Do this: A verbatim copy of the records is required, with all pictures left out.

>> START Records to use

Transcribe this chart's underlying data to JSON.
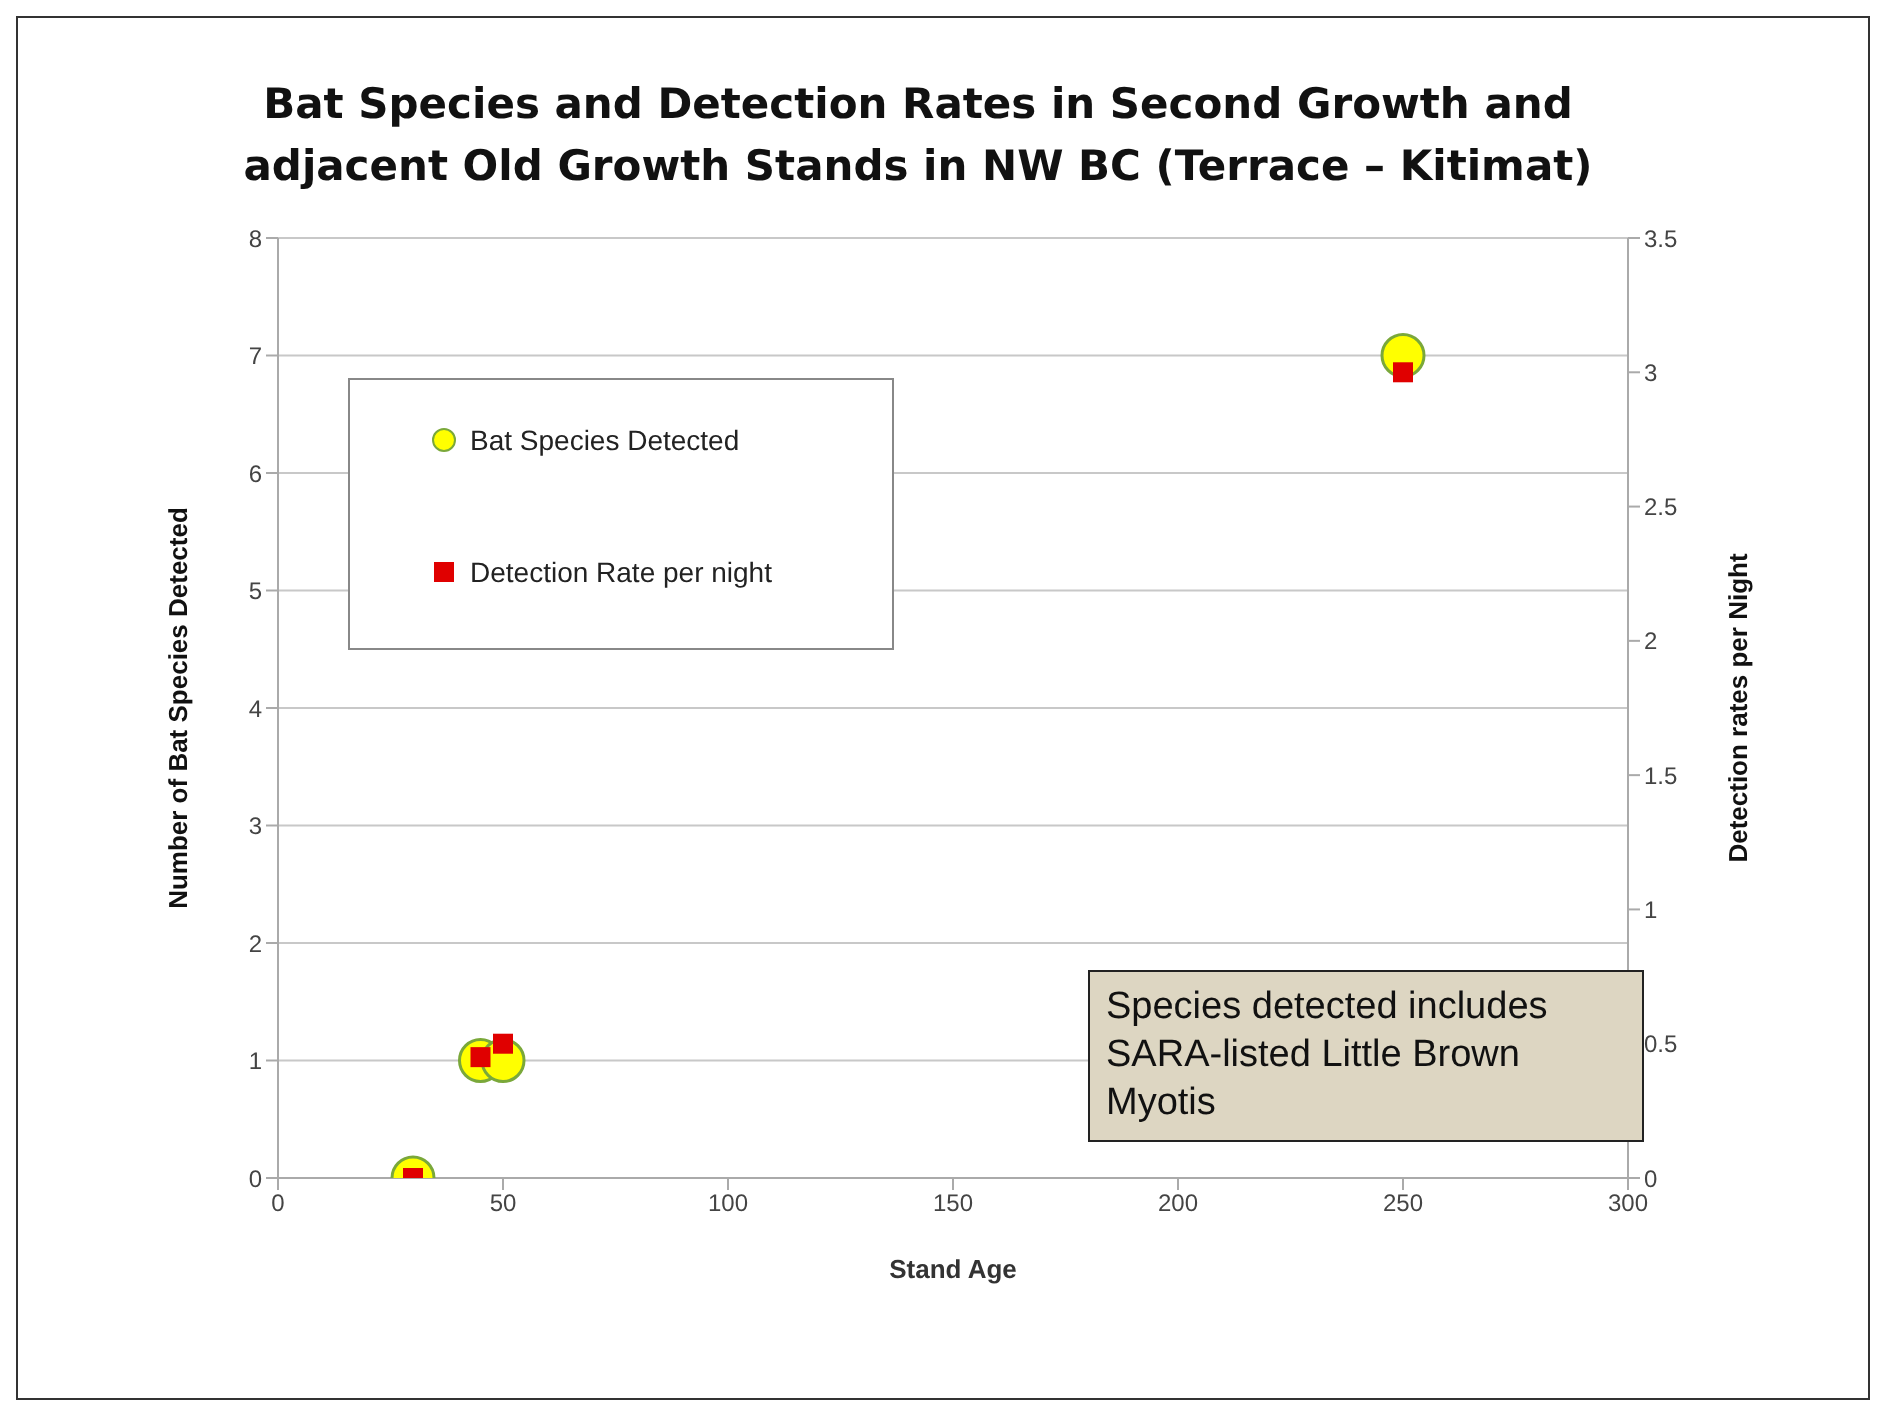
{
  "chart_data": {
    "type": "scatter",
    "title": "Bat Species and Detection Rates in Second Growth and adjacent Old Growth Stands in NW BC (Terrace – Kitimat)",
    "xlabel": "Stand Age",
    "ylabel": "Number of Bat Species Detected",
    "y2label": "Detection rates per Night",
    "series": [
      {
        "name": "Bat Species Detected",
        "color": "#ffff00",
        "marker": "circle",
        "x": [
          30,
          45,
          50,
          250
        ],
        "values": [
          0,
          1,
          1,
          7
        ]
      },
      {
        "name": "Detection Rate per night",
        "color": "#e00000",
        "marker": "square",
        "axis": "y2",
        "x": [
          30,
          45,
          50,
          250
        ],
        "values": [
          0,
          0.45,
          0.5,
          3
        ]
      }
    ],
    "xlim": [
      0,
      300
    ],
    "xticks": [
      0,
      50,
      100,
      150,
      200,
      250,
      300
    ],
    "ylim": [
      0,
      8
    ],
    "yticks": [
      0,
      1,
      2,
      3,
      4,
      5,
      6,
      7,
      8
    ],
    "y2lim": [
      0,
      3.5
    ],
    "y2ticks": [
      0,
      0.5,
      1,
      1.5,
      2,
      2.5,
      3,
      3.5
    ],
    "grid": "y",
    "legend": "top left",
    "annotations": [
      "Species detected includes SARA-listed Little Brown Myotis"
    ]
  }
}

>> END Records to use

Solution to the problem:
Transcribe this chart's underlying data to JSON.
{
  "chart_data": {
    "type": "scatter",
    "title": "Bat Species and Detection Rates in Second Growth and adjacent Old Growth Stands in NW BC (Terrace – Kitimat)",
    "xlabel": "Stand Age",
    "ylabel": "Number of Bat Species Detected",
    "y2label": "Detection rates per Night",
    "series": [
      {
        "name": "Bat Species Detected",
        "color": "#ffff00",
        "marker": "circle",
        "x": [
          30,
          45,
          50,
          250
        ],
        "values": [
          0,
          1,
          1,
          7
        ]
      },
      {
        "name": "Detection Rate per night",
        "color": "#e00000",
        "marker": "square",
        "axis": "y2",
        "x": [
          30,
          45,
          50,
          250
        ],
        "values": [
          0,
          0.45,
          0.5,
          3
        ]
      }
    ],
    "xlim": [
      0,
      300
    ],
    "xticks": [
      0,
      50,
      100,
      150,
      200,
      250,
      300
    ],
    "ylim": [
      0,
      8
    ],
    "yticks": [
      0,
      1,
      2,
      3,
      4,
      5,
      6,
      7,
      8
    ],
    "y2lim": [
      0,
      3.5
    ],
    "y2ticks": [
      0,
      0.5,
      1,
      1.5,
      2,
      2.5,
      3,
      3.5
    ],
    "grid": "y",
    "legend": "top left",
    "annotations": [
      "Species detected includes SARA-listed Little Brown Myotis"
    ]
  }
}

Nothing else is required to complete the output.